Task to complete |
Filter the data for lines with the word "farmer", then copy every line so identified.

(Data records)

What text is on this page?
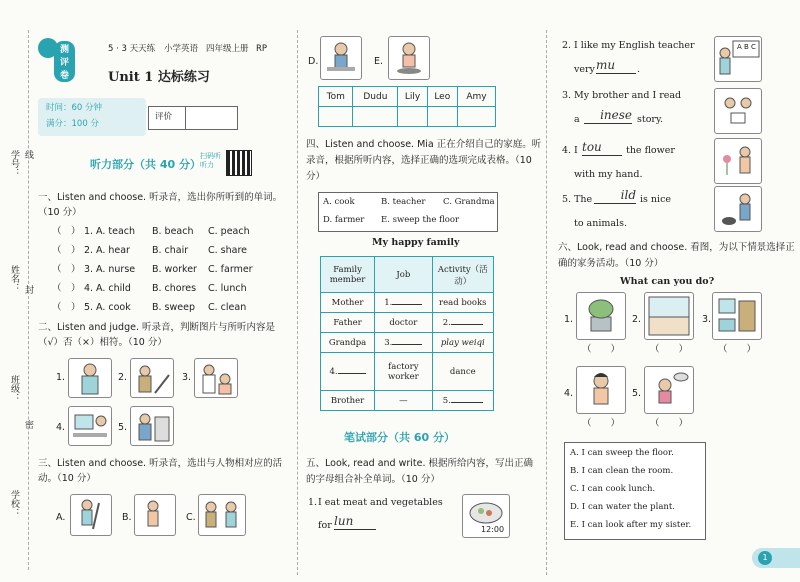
学号： 线
姓名： 封
班级：
密
学校：
测评卷
5 · 3 天天练 小学英语 四年级上册 RP
Unit 1 达标练习
时间：60 分钟
满分：100 分
评价
听力部分（共 40 分）
扫码听听力
一、Listen and choose. 听录音，选出你所听到的单词。（10 分）
（　） 1. A. teach B. beach C. peach
（　） 2. A. hear B. chair C. share
（　） 3. A. nurse B. worker C. farmer
（　） 4. A. child B. chores C. lunch
（　） 5. A. cook B. sweep C. clean
二、Listen and judge. 听录音，判断图片与所听内容是（√）否（×）相符。（10 分）
1.	2.	3.
4.	5.
三、Listen and choose. 听录音，选出与人物相对应的活动。（10 分）
A.	B.	C.
D.	E.
Tom	Dudu	Lily	Leo	Amy

四、Listen and choose. Mia 正在介绍自己的家庭。听录音，根据所听内容，选择正确的选项完成表格。（10 分）
A. cook	B. teacher C. Grandma
D. farmer E. sweep the floor
My happy family
Family member	Job	Activity（活动）
Mother	1.	read books
Father	doctor	2.
Grandpa	3.	play weiqi
4.	factory worker	dance
Brother	—	5.
笔试部分（共 60 分）
五、Look, read and write. 根据所给内容，写出正确的字母组合补全单词。（10 分）
1. I eat meat and vegetables
for lun
12:00
2. I like my English teacher
very mu	.
A B C
3. My brother and I read
a	inese story.
4. I tou	the flower
with my hand.
5. The	ild is nice
to animals.
六、Look, read and choose. 看图，为以下情景选择正确的家务活动。（10 分）
What can you do?
1.
（　　）
2.
（　　）
3.
（　　）
4.
（　　）
5.
（　　）
A. I can sweep the floor.
B. I can clean the room.
C. I can cook lunch.
D. I can water the plant.
E. I can look after my sister.
1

Reply |
（　） 3. A. nurse B. worker C. farmer
D. farmer E. sweep the floor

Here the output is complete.